• **Task description**
Report the number of lines where the string "Volume" occurs, and write nothing else.

□ □ □ □

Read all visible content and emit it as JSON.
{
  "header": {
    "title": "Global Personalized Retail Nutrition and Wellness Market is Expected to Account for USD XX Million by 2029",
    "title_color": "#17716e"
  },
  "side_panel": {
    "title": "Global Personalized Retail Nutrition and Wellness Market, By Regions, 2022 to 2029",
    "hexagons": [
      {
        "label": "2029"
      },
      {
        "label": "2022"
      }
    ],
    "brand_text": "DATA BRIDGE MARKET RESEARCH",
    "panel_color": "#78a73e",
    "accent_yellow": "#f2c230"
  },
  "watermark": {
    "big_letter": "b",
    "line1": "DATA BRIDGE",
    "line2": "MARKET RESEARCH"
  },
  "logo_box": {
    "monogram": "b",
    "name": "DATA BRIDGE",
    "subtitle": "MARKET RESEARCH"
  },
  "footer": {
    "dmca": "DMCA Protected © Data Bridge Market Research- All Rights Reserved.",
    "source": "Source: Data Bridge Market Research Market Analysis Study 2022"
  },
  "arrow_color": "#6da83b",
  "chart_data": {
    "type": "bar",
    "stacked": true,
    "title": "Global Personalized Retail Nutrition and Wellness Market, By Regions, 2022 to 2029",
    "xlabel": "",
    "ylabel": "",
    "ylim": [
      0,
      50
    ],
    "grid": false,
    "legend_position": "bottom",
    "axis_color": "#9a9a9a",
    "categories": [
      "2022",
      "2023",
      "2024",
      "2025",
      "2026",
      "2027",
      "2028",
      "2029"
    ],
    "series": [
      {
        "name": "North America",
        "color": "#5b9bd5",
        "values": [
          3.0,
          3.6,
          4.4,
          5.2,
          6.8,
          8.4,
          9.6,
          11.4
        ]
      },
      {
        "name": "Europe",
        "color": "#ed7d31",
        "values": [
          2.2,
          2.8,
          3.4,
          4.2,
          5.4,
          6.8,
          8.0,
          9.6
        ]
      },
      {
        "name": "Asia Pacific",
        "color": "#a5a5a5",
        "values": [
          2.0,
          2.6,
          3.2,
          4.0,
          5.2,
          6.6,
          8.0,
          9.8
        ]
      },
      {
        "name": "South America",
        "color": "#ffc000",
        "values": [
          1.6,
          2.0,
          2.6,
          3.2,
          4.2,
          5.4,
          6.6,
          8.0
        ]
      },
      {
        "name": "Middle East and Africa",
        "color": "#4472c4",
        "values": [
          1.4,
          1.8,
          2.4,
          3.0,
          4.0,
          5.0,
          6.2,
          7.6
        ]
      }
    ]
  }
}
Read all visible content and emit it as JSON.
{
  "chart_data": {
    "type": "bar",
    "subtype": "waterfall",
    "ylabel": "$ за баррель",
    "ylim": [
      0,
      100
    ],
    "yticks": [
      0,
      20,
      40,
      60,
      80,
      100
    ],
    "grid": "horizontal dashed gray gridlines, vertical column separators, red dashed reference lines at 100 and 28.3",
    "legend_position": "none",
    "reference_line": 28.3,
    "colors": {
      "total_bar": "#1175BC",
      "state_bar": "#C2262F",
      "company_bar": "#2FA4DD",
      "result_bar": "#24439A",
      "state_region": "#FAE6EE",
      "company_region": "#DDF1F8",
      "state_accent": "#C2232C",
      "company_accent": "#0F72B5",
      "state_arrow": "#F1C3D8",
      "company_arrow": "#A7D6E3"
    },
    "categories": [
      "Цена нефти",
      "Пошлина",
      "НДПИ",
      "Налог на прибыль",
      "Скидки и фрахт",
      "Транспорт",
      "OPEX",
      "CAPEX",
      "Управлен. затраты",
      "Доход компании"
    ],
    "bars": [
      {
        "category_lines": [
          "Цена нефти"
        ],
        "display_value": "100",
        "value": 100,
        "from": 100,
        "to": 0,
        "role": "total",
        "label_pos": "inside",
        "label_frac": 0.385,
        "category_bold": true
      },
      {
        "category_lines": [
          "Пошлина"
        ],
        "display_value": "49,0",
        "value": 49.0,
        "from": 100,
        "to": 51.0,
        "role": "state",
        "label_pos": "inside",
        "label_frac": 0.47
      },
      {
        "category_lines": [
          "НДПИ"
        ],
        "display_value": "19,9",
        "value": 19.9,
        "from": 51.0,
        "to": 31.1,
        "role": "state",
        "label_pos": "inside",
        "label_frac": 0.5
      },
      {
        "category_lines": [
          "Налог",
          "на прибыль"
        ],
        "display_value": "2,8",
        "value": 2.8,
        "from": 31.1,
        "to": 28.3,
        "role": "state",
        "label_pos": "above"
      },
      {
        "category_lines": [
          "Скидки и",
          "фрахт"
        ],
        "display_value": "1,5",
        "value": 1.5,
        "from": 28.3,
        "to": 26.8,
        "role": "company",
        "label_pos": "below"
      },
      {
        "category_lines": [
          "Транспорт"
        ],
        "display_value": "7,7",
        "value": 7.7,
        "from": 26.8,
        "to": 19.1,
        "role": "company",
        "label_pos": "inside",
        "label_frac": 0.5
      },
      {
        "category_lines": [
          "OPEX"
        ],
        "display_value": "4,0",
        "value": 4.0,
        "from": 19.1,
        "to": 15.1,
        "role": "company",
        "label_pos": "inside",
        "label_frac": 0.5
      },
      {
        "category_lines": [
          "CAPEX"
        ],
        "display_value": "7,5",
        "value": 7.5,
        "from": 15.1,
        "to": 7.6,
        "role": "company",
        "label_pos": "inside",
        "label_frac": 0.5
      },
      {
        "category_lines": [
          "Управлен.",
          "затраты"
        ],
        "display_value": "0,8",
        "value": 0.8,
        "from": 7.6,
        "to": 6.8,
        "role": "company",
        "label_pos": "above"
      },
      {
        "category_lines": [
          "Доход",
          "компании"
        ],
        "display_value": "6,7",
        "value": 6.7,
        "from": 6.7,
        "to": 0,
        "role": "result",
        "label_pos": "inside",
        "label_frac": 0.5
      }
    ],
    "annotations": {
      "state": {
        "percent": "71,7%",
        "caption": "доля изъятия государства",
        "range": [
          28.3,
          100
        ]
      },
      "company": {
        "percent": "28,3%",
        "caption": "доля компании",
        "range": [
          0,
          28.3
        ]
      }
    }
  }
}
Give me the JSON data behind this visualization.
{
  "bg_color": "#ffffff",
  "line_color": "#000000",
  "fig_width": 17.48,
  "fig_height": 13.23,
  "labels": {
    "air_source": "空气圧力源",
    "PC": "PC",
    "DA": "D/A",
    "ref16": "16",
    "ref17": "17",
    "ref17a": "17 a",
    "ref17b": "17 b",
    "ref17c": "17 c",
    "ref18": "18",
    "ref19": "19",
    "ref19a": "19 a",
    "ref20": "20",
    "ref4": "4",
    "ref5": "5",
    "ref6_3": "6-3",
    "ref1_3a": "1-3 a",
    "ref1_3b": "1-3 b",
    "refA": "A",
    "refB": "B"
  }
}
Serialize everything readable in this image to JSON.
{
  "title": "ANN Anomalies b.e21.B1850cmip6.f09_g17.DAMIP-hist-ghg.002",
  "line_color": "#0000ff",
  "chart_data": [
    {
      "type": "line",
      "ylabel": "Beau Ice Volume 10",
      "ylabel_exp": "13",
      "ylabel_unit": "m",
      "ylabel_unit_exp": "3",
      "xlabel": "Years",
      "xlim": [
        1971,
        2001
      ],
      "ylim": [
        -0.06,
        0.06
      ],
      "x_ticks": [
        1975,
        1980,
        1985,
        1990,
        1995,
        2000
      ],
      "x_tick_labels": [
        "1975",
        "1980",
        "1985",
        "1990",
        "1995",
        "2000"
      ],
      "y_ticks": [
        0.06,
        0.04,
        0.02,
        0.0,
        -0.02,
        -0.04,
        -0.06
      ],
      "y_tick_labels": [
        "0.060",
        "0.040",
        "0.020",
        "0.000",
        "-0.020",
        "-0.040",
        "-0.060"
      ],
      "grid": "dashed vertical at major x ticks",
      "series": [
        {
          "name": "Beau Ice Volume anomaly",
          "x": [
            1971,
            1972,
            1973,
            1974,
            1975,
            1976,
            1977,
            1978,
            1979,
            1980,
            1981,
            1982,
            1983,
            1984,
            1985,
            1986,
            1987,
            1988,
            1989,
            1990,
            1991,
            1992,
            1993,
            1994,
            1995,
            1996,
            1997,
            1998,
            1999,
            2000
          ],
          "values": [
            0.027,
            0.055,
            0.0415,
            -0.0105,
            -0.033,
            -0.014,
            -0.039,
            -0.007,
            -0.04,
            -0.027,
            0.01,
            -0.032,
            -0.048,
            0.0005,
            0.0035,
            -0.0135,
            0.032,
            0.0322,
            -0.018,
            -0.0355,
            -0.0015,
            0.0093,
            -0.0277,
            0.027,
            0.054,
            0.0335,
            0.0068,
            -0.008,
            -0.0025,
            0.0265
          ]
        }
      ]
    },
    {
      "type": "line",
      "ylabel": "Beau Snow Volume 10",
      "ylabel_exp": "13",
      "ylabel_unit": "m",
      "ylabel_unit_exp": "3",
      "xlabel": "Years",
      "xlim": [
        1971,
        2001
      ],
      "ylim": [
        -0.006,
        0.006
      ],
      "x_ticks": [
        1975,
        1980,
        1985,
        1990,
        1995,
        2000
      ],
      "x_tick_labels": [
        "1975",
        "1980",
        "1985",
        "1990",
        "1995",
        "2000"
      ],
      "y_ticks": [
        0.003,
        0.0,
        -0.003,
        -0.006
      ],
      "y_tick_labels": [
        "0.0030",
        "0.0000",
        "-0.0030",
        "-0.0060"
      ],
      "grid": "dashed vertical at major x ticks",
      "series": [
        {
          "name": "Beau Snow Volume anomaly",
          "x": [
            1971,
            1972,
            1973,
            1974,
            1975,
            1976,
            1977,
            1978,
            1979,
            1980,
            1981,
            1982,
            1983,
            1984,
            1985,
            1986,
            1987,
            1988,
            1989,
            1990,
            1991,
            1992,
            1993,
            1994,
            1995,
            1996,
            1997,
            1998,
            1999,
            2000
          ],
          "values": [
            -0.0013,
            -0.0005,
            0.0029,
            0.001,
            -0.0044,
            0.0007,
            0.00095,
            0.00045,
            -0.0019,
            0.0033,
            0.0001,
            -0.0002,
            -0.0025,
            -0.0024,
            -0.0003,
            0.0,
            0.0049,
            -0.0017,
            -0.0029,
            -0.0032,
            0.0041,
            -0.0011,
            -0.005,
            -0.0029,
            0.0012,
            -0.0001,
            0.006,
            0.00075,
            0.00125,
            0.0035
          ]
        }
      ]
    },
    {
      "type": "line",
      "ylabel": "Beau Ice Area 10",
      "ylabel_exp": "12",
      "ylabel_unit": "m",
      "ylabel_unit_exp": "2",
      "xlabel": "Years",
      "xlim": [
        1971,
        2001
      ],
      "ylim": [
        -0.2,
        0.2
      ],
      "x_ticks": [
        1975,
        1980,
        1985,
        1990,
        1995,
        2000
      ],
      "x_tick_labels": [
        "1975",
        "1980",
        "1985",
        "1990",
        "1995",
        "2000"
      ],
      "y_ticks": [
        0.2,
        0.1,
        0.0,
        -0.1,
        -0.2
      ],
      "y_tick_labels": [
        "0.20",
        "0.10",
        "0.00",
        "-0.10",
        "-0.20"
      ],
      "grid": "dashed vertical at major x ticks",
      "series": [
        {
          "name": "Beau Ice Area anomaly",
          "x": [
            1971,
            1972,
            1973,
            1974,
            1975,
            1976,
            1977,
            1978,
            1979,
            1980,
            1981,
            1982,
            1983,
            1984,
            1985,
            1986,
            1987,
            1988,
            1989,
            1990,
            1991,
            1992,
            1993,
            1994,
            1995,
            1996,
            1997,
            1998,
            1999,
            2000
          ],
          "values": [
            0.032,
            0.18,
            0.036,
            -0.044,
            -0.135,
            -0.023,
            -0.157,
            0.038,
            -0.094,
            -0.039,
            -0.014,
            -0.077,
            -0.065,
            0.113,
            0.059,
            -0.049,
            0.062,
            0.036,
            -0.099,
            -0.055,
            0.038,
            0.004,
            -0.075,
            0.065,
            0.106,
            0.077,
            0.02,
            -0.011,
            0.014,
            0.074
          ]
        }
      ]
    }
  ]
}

□ □ □ □

• **The solution**
4